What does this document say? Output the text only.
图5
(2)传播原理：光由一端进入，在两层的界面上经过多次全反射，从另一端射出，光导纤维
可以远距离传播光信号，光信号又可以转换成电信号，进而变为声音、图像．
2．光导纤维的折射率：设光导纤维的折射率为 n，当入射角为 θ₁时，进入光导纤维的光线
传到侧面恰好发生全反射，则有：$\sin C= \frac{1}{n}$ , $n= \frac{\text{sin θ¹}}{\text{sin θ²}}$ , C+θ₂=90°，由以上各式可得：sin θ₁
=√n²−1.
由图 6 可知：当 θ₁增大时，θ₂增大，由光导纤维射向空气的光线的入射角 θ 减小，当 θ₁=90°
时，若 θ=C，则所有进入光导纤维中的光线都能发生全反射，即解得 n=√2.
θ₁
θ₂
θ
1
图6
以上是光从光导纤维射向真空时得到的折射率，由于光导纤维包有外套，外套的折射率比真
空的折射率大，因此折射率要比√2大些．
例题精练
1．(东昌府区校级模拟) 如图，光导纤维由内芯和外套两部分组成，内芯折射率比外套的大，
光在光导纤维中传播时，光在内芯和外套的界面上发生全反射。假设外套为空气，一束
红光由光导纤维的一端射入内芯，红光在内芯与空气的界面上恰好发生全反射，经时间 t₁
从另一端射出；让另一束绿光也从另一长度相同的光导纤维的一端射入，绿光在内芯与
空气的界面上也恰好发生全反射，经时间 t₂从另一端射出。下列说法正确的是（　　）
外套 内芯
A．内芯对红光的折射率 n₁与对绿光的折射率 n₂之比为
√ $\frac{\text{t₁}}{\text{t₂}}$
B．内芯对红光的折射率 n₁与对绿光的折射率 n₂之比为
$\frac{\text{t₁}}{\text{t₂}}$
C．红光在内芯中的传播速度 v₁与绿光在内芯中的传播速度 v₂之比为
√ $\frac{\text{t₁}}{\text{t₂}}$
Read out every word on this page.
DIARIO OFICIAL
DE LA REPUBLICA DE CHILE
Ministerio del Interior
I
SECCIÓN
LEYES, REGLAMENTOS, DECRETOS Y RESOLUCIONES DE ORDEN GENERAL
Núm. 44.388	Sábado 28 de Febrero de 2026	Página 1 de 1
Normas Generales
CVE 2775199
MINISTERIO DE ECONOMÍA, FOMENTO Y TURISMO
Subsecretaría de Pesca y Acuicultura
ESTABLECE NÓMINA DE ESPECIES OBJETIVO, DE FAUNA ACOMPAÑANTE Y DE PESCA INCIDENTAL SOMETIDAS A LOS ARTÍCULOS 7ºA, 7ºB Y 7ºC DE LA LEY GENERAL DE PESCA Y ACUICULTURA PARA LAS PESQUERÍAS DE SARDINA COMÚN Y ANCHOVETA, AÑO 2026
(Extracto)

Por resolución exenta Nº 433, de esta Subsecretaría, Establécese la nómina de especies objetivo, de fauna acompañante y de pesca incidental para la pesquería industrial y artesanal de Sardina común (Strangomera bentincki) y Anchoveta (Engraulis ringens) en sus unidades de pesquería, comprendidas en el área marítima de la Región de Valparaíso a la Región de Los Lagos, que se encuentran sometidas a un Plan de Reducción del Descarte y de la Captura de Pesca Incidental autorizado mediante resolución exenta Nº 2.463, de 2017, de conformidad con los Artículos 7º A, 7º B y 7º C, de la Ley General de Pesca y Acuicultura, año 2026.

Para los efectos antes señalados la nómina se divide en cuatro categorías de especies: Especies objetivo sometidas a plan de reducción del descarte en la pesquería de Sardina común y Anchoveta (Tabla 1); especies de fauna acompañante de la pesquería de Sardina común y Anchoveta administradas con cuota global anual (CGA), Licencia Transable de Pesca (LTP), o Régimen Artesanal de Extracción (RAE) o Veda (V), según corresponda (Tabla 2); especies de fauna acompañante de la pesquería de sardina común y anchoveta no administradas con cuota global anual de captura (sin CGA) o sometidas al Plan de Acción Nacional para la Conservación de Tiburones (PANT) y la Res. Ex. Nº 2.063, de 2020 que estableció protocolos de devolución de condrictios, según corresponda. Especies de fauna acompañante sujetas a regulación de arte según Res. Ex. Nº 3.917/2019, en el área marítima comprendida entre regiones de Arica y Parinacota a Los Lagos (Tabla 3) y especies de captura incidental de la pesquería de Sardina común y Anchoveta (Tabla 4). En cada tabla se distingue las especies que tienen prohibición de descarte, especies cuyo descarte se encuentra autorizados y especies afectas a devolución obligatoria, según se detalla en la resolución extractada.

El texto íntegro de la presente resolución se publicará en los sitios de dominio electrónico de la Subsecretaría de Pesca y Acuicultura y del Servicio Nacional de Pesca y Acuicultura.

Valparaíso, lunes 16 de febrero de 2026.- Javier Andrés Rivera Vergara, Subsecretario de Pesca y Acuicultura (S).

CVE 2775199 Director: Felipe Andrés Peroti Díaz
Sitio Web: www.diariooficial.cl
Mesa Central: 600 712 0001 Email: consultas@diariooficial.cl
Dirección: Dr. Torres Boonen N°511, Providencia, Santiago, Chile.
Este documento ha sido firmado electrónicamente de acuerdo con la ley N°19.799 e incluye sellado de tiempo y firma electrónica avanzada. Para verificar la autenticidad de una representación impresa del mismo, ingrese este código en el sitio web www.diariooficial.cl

************

What this task involves
All of the data needs to be printed once more, exactly.

Final result
What does this document say? Output the text only.
图5
(2)传播原理：光由一端进入，在两层的界面上经过多次全反射，从另一端射出，光导纤维
可以远距离传播光信号，光信号又可以转换成电信号，进而变为声音、图像．
2．光导纤维的折射率：设光导纤维的折射率为 n，当入射角为 θ₁时，进入光导纤维的光线
传到侧面恰好发生全反射，则有：$\sin C= \frac{1}{n}$ , $n= \frac{\text{sin θ¹}}{\text{sin θ²}}$ , C+θ₂=90°，由以上各式可得：sin θ₁
=√n²−1.
由图 6 可知：当 θ₁增大时，θ₂增大，由光导纤维射向空气的光线的入射角 θ 减小，当 θ₁=90°
时，若 θ=C，则所有进入光导纤维中的光线都能发生全反射，即解得 n=√2.
θ₁
θ₂
θ
1
图6
以上是光从光导纤维射向真空时得到的折射率，由于光导纤维包有外套，外套的折射率比真
空的折射率大，因此折射率要比√2大些．
例题精练
1．(东昌府区校级模拟) 如图，光导纤维由内芯和外套两部分组成，内芯折射率比外套的大，
光在光导纤维中传播时，光在内芯和外套的界面上发生全反射。假设外套为空气，一束
红光由光导纤维的一端射入内芯，红光在内芯与空气的界面上恰好发生全反射，经时间 t₁
从另一端射出；让另一束绿光也从另一长度相同的光导纤维的一端射入，绿光在内芯与
空气的界面上也恰好发生全反射，经时间 t₂从另一端射出。下列说法正确的是（　　）
外套 内芯
A．内芯对红光的折射率 n₁与对绿光的折射率 n₂之比为
√ $\frac{\text{t₁}}{\text{t₂}}$
B．内芯对红光的折射率 n₁与对绿光的折射率 n₂之比为
$\frac{\text{t₁}}{\text{t₂}}$
C．红光在内芯中的传播速度 v₁与绿光在内芯中的传播速度 v₂之比为
√ $\frac{\text{t₁}}{\text{t₂}}$
Read out every word on this page.
DIARIO OFICIAL
DE LA REPUBLICA DE CHILE
Ministerio del Interior
I
SECCIÓN
LEYES, REGLAMENTOS, DECRETOS Y RESOLUCIONES DE ORDEN GENERAL
Núm. 44.388	Sábado 28 de Febrero de 2026	Página 1 de 1
Normas Generales
CVE 2775199
MINISTERIO DE ECONOMÍA, FOMENTO Y TURISMO
Subsecretaría de Pesca y Acuicultura
ESTABLECE NÓMINA DE ESPECIES OBJETIVO, DE FAUNA ACOMPAÑANTE Y DE PESCA INCIDENTAL SOMETIDAS A LOS ARTÍCULOS 7ºA, 7ºB Y 7ºC DE LA LEY GENERAL DE PESCA Y ACUICULTURA PARA LAS PESQUERÍAS DE SARDINA COMÚN Y ANCHOVETA, AÑO 2026
(Extracto)

Por resolución exenta Nº 433, de esta Subsecretaría, Establécese la nómina de especies objetivo, de fauna acompañante y de pesca incidental para la pesquería industrial y artesanal de Sardina común (Strangomera bentincki) y Anchoveta (Engraulis ringens) en sus unidades de pesquería, comprendidas en el área marítima de la Región de Valparaíso a la Región de Los Lagos, que se encuentran sometidas a un Plan de Reducción del Descarte y de la Captura de Pesca Incidental autorizado mediante resolución exenta Nº 2.463, de 2017, de conformidad con los Artículos 7º A, 7º B y 7º C, de la Ley General de Pesca y Acuicultura, año 2026.

Para los efectos antes señalados la nómina se divide en cuatro categorías de especies: Especies objetivo sometidas a plan de reducción del descarte en la pesquería de Sardina común y Anchoveta (Tabla 1); especies de fauna acompañante de la pesquería de Sardina común y Anchoveta administradas con cuota global anual (CGA), Licencia Transable de Pesca (LTP), o Régimen Artesanal de Extracción (RAE) o Veda (V), según corresponda (Tabla 2); especies de fauna acompañante de la pesquería de sardina común y anchoveta no administradas con cuota global anual de captura (sin CGA) o sometidas al Plan de Acción Nacional para la Conservación de Tiburones (PANT) y la Res. Ex. Nº 2.063, de 2020 que estableció protocolos de devolución de condrictios, según corresponda. Especies de fauna acompañante sujetas a regulación de arte según Res. Ex. Nº 3.917/2019, en el área marítima comprendida entre regiones de Arica y Parinacota a Los Lagos (Tabla 3) y especies de captura incidental de la pesquería de Sardina común y Anchoveta (Tabla 4). En cada tabla se distingue las especies que tienen prohibición de descarte, especies cuyo descarte se encuentra autorizados y especies afectas a devolución obligatoria, según se detalla en la resolución extractada.

El texto íntegro de la presente resolución se publicará en los sitios de dominio electrónico de la Subsecretaría de Pesca y Acuicultura y del Servicio Nacional de Pesca y Acuicultura.

Valparaíso, lunes 16 de febrero de 2026.- Javier Andrés Rivera Vergara, Subsecretario de Pesca y Acuicultura (S).

CVE 2775199 Director: Felipe Andrés Peroti Díaz
Sitio Web: www.diariooficial.cl
Mesa Central: 600 712 0001 Email: consultas@diariooficial.cl
Dirección: Dr. Torres Boonen N°511, Providencia, Santiago, Chile.
Este documento ha sido firmado electrónicamente de acuerdo con la ley N°19.799 e incluye sellado de tiempo y firma electrónica avanzada. Para verificar la autenticidad de una representación impresa del mismo, ingrese este código en el sitio web www.diariooficial.cl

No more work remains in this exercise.